### What needs to be done
Look through the material and copy each line holding "value".
********************
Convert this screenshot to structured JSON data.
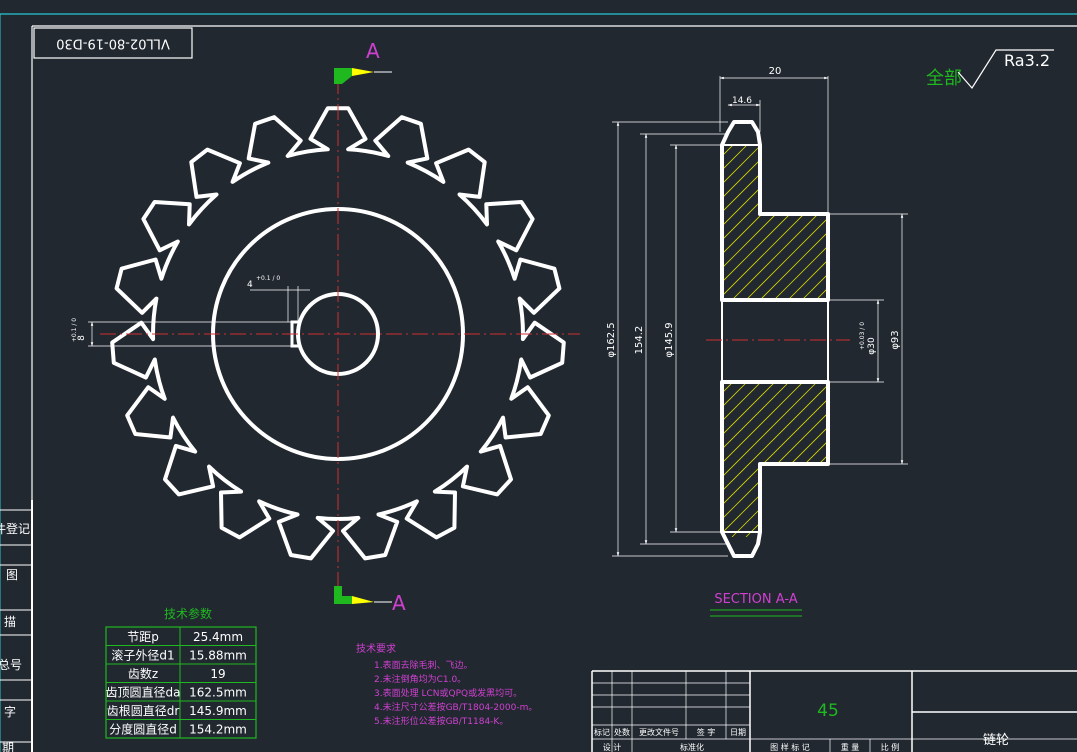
{
  "drawing_number": "VLL02-80-19-D30",
  "material": "45",
  "part_name": "链轮",
  "roughness": {
    "prefix": "全部",
    "value": "Ra3.2"
  },
  "section_marks": {
    "top": "A",
    "bottom": "A"
  },
  "section_title": "SECTION A-A",
  "keyway_dims": {
    "width": "4",
    "width_tol": "+0.1 / 0",
    "depth": "8",
    "depth_tol": "+0.1 / 0"
  },
  "section_dims": {
    "width_total": "20",
    "tooth_width": "14.6",
    "d_outer": "φ162.5",
    "d_pitch": "154.2",
    "d_root": "φ145.9",
    "d_bore": "φ30",
    "bore_tol": "+0.03 / 0",
    "d_hub": "φ93"
  },
  "tech_params": {
    "title": "技术参数",
    "rows": [
      {
        "label": "节距p",
        "value": "25.4mm"
      },
      {
        "label": "滚子外径d1",
        "value": "15.88mm"
      },
      {
        "label": "齿数z",
        "value": "19"
      },
      {
        "label": "齿顶圆直径da",
        "value": "162.5mm"
      },
      {
        "label": "齿根圆直径dr",
        "value": "145.9mm"
      },
      {
        "label": "分度圆直径d",
        "value": "154.2mm"
      }
    ]
  },
  "tech_requirements": {
    "title": "技术要求",
    "items": [
      "1.表面去除毛刺、飞边。",
      "2.未注倒角均为C1.0。",
      "3.表面处理 LCN或QPQ或发黑均可。",
      "4.未注尺寸公差按GB/T1804-2000-m。",
      "5.未注形位公差按GB/T1184-K。"
    ]
  },
  "title_block": {
    "row_labels": [
      "标记",
      "处数",
      "更改文件号",
      "签 字",
      "日期"
    ],
    "bottom_labels": [
      "设 计",
      "标准化",
      "图 样 标 记",
      "重 量",
      "比 例"
    ]
  },
  "left_strip": [
    "件登记",
    "图",
    "描",
    "底图总号",
    "签 字",
    "期"
  ]
}
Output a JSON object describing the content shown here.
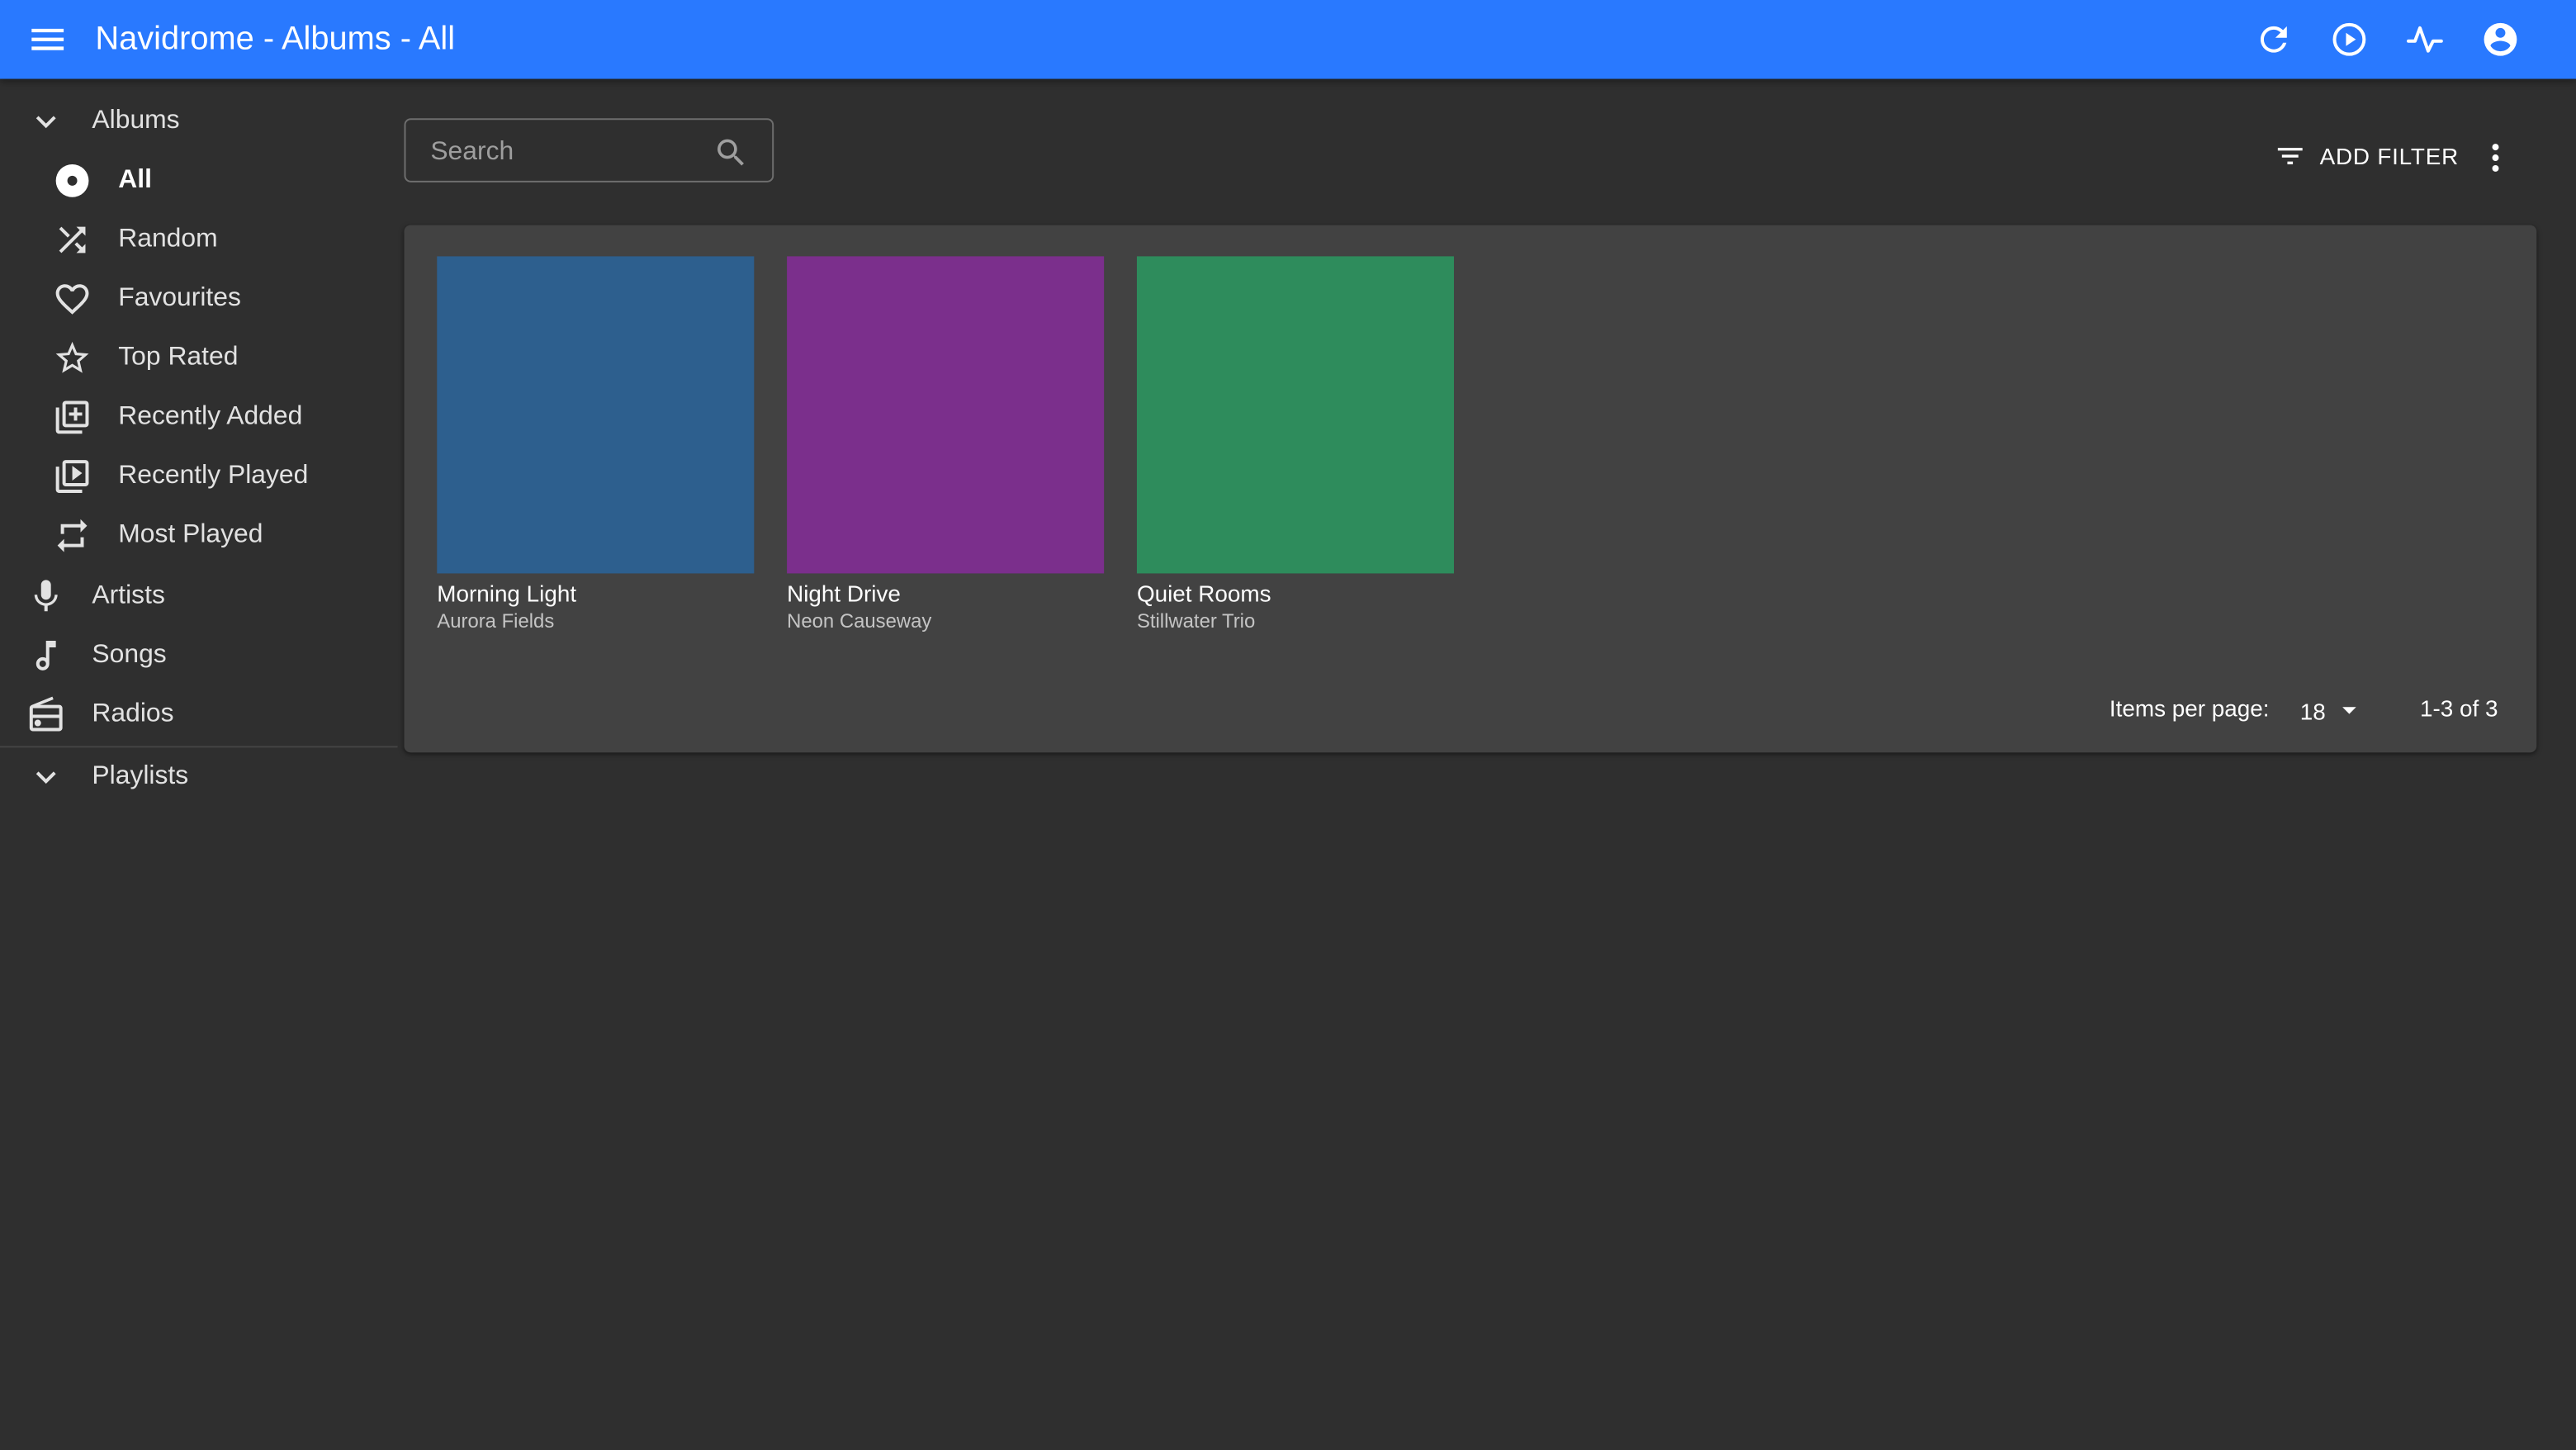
********************
### Task solution
    "value": "Ra3.2"
        "value": "25.4mm"
        "value": "15.88mm"
        "value": "19"
        "value": "162.5mm"
        "value": "145.9mm"
        "value": "154.2mm"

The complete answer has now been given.